* Task description: Write the listing out again, all of it, word for word.

* Records for the task:
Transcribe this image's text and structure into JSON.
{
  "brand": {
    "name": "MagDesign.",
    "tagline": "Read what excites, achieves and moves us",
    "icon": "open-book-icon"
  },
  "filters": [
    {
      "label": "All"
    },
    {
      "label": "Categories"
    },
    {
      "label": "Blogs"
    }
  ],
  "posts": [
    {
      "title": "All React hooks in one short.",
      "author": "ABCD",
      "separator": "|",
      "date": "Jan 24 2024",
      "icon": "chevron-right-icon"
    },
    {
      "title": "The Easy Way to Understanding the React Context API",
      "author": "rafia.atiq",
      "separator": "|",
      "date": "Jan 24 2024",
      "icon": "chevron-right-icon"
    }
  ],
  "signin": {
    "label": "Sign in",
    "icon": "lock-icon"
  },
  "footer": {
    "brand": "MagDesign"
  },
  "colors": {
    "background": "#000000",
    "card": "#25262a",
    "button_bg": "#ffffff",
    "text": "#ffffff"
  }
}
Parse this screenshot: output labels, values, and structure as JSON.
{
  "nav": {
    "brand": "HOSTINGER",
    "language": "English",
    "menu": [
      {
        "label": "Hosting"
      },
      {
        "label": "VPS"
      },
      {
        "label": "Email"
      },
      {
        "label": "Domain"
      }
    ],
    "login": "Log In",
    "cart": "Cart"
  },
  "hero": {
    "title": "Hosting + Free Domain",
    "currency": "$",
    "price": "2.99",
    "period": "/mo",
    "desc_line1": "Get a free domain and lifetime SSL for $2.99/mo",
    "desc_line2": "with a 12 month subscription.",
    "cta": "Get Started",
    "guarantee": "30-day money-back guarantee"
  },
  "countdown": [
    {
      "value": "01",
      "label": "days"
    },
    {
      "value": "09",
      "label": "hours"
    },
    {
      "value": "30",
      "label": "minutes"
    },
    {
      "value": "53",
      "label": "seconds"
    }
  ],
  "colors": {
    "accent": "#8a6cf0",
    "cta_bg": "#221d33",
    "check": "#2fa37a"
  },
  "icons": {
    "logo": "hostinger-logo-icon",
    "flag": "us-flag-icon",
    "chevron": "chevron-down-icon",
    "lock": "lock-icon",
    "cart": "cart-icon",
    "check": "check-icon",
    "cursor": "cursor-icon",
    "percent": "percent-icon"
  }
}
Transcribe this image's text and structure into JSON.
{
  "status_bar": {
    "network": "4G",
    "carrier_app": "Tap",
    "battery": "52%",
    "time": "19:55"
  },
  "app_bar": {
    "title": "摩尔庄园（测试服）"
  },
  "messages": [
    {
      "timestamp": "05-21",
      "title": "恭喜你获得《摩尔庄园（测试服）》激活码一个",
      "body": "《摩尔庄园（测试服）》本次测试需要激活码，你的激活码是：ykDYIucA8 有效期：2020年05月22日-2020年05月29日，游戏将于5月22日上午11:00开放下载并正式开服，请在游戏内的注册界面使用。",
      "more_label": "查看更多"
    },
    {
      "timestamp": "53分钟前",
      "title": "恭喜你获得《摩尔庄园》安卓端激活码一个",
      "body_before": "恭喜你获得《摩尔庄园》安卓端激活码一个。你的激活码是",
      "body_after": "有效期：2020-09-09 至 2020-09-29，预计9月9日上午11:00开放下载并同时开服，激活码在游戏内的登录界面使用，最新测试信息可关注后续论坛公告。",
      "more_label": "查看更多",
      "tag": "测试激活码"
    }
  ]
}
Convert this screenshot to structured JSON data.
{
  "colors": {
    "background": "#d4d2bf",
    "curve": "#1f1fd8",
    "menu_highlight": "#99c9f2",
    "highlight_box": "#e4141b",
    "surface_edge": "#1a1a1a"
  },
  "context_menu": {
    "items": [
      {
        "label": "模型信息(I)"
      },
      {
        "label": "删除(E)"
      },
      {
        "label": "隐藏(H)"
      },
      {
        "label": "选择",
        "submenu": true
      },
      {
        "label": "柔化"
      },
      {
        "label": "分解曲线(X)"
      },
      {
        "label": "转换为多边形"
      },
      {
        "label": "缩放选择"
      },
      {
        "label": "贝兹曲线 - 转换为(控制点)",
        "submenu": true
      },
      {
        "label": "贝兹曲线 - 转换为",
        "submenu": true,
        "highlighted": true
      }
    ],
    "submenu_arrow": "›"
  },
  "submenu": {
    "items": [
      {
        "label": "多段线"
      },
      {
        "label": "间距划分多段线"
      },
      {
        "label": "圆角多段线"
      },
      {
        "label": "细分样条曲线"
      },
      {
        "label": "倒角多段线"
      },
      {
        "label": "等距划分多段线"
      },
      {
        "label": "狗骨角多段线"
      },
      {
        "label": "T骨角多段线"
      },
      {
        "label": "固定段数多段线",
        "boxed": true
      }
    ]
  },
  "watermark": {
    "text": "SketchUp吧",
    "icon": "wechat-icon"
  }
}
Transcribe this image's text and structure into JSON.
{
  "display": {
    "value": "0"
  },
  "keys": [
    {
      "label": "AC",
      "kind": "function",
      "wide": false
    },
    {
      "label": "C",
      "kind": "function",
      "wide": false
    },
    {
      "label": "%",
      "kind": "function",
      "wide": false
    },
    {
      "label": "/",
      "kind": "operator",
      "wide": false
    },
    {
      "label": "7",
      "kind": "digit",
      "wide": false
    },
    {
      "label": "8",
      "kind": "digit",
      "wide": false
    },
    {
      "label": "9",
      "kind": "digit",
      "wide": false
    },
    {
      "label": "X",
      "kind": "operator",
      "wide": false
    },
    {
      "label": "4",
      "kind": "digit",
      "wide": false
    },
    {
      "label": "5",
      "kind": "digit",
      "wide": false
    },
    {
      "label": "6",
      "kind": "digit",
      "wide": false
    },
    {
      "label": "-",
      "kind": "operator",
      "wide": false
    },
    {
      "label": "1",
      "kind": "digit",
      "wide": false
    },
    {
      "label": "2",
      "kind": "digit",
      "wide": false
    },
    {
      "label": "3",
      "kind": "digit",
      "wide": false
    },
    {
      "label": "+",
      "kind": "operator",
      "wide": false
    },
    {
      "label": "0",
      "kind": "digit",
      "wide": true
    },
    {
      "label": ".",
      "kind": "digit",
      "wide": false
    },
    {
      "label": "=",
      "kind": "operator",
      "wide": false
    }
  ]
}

* Task result:
Transcribe this image's text and structure into JSON.
{
  "brand": {
    "name": "MagDesign.",
    "tagline": "Read what excites, achieves and moves us",
    "icon": "open-book-icon"
  },
  "filters": [
    {
      "label": "All"
    },
    {
      "label": "Categories"
    },
    {
      "label": "Blogs"
    }
  ],
  "posts": [
    {
      "title": "All React hooks in one short.",
      "author": "ABCD",
      "separator": "|",
      "date": "Jan 24 2024",
      "icon": "chevron-right-icon"
    },
    {
      "title": "The Easy Way to Understanding the React Context API",
      "author": "rafia.atiq",
      "separator": "|",
      "date": "Jan 24 2024",
      "icon": "chevron-right-icon"
    }
  ],
  "signin": {
    "label": "Sign in",
    "icon": "lock-icon"
  },
  "footer": {
    "brand": "MagDesign"
  },
  "colors": {
    "background": "#000000",
    "card": "#25262a",
    "button_bg": "#ffffff",
    "text": "#ffffff"
  }
}
Parse this screenshot: output labels, values, and structure as JSON.
{
  "nav": {
    "brand": "HOSTINGER",
    "language": "English",
    "menu": [
      {
        "label": "Hosting"
      },
      {
        "label": "VPS"
      },
      {
        "label": "Email"
      },
      {
        "label": "Domain"
      }
    ],
    "login": "Log In",
    "cart": "Cart"
  },
  "hero": {
    "title": "Hosting + Free Domain",
    "currency": "$",
    "price": "2.99",
    "period": "/mo",
    "desc_line1": "Get a free domain and lifetime SSL for $2.99/mo",
    "desc_line2": "with a 12 month subscription.",
    "cta": "Get Started",
    "guarantee": "30-day money-back guarantee"
  },
  "countdown": [
    {
      "value": "01",
      "label": "days"
    },
    {
      "value": "09",
      "label": "hours"
    },
    {
      "value": "30",
      "label": "minutes"
    },
    {
      "value": "53",
      "label": "seconds"
    }
  ],
  "colors": {
    "accent": "#8a6cf0",
    "cta_bg": "#221d33",
    "check": "#2fa37a"
  },
  "icons": {
    "logo": "hostinger-logo-icon",
    "flag": "us-flag-icon",
    "chevron": "chevron-down-icon",
    "lock": "lock-icon",
    "cart": "cart-icon",
    "check": "check-icon",
    "cursor": "cursor-icon",
    "percent": "percent-icon"
  }
}
Transcribe this image's text and structure into JSON.
{
  "status_bar": {
    "network": "4G",
    "carrier_app": "Tap",
    "battery": "52%",
    "time": "19:55"
  },
  "app_bar": {
    "title": "摩尔庄园（测试服）"
  },
  "messages": [
    {
      "timestamp": "05-21",
      "title": "恭喜你获得《摩尔庄园（测试服）》激活码一个",
      "body": "《摩尔庄园（测试服）》本次测试需要激活码，你的激活码是：ykDYIucA8 有效期：2020年05月22日-2020年05月29日，游戏将于5月22日上午11:00开放下载并正式开服，请在游戏内的注册界面使用。",
      "more_label": "查看更多"
    },
    {
      "timestamp": "53分钟前",
      "title": "恭喜你获得《摩尔庄园》安卓端激活码一个",
      "body_before": "恭喜你获得《摩尔庄园》安卓端激活码一个。你的激活码是",
      "body_after": "有效期：2020-09-09 至 2020-09-29，预计9月9日上午11:00开放下载并同时开服，激活码在游戏内的登录界面使用，最新测试信息可关注后续论坛公告。",
      "more_label": "查看更多",
      "tag": "测试激活码"
    }
  ]
}
Convert this screenshot to structured JSON data.
{
  "colors": {
    "background": "#d4d2bf",
    "curve": "#1f1fd8",
    "menu_highlight": "#99c9f2",
    "highlight_box": "#e4141b",
    "surface_edge": "#1a1a1a"
  },
  "context_menu": {
    "items": [
      {
        "label": "模型信息(I)"
      },
      {
        "label": "删除(E)"
      },
      {
        "label": "隐藏(H)"
      },
      {
        "label": "选择",
        "submenu": true
      },
      {
        "label": "柔化"
      },
      {
        "label": "分解曲线(X)"
      },
      {
        "label": "转换为多边形"
      },
      {
        "label": "缩放选择"
      },
      {
        "label": "贝兹曲线 - 转换为(控制点)",
        "submenu": true
      },
      {
        "label": "贝兹曲线 - 转换为",
        "submenu": true,
        "highlighted": true
      }
    ],
    "submenu_arrow": "›"
  },
  "submenu": {
    "items": [
      {
        "label": "多段线"
      },
      {
        "label": "间距划分多段线"
      },
      {
        "label": "圆角多段线"
      },
      {
        "label": "细分样条曲线"
      },
      {
        "label": "倒角多段线"
      },
      {
        "label": "等距划分多段线"
      },
      {
        "label": "狗骨角多段线"
      },
      {
        "label": "T骨角多段线"
      },
      {
        "label": "固定段数多段线",
        "boxed": true
      }
    ]
  },
  "watermark": {
    "text": "SketchUp吧",
    "icon": "wechat-icon"
  }
}
Transcribe this image's text and structure into JSON.
{
  "display": {
    "value": "0"
  },
  "keys": [
    {
      "label": "AC",
      "kind": "function",
      "wide": false
    },
    {
      "label": "C",
      "kind": "function",
      "wide": false
    },
    {
      "label": "%",
      "kind": "function",
      "wide": false
    },
    {
      "label": "/",
      "kind": "operator",
      "wide": false
    },
    {
      "label": "7",
      "kind": "digit",
      "wide": false
    },
    {
      "label": "8",
      "kind": "digit",
      "wide": false
    },
    {
      "label": "9",
      "kind": "digit",
      "wide": false
    },
    {
      "label": "X",
      "kind": "operator",
      "wide": false
    },
    {
      "label": "4",
      "kind": "digit",
      "wide": false
    },
    {
      "label": "5",
      "kind": "digit",
      "wide": false
    },
    {
      "label": "6",
      "kind": "digit",
      "wide": false
    },
    {
      "label": "-",
      "kind": "operator",
      "wide": false
    },
    {
      "label": "1",
      "kind": "digit",
      "wide": false
    },
    {
      "label": "2",
      "kind": "digit",
      "wide": false
    },
    {
      "label": "3",
      "kind": "digit",
      "wide": false
    },
    {
      "label": "+",
      "kind": "operator",
      "wide": false
    },
    {
      "label": "0",
      "kind": "digit",
      "wide": true
    },
    {
      "label": ".",
      "kind": "digit",
      "wide": false
    },
    {
      "label": "=",
      "kind": "operator",
      "wide": false
    }
  ]
}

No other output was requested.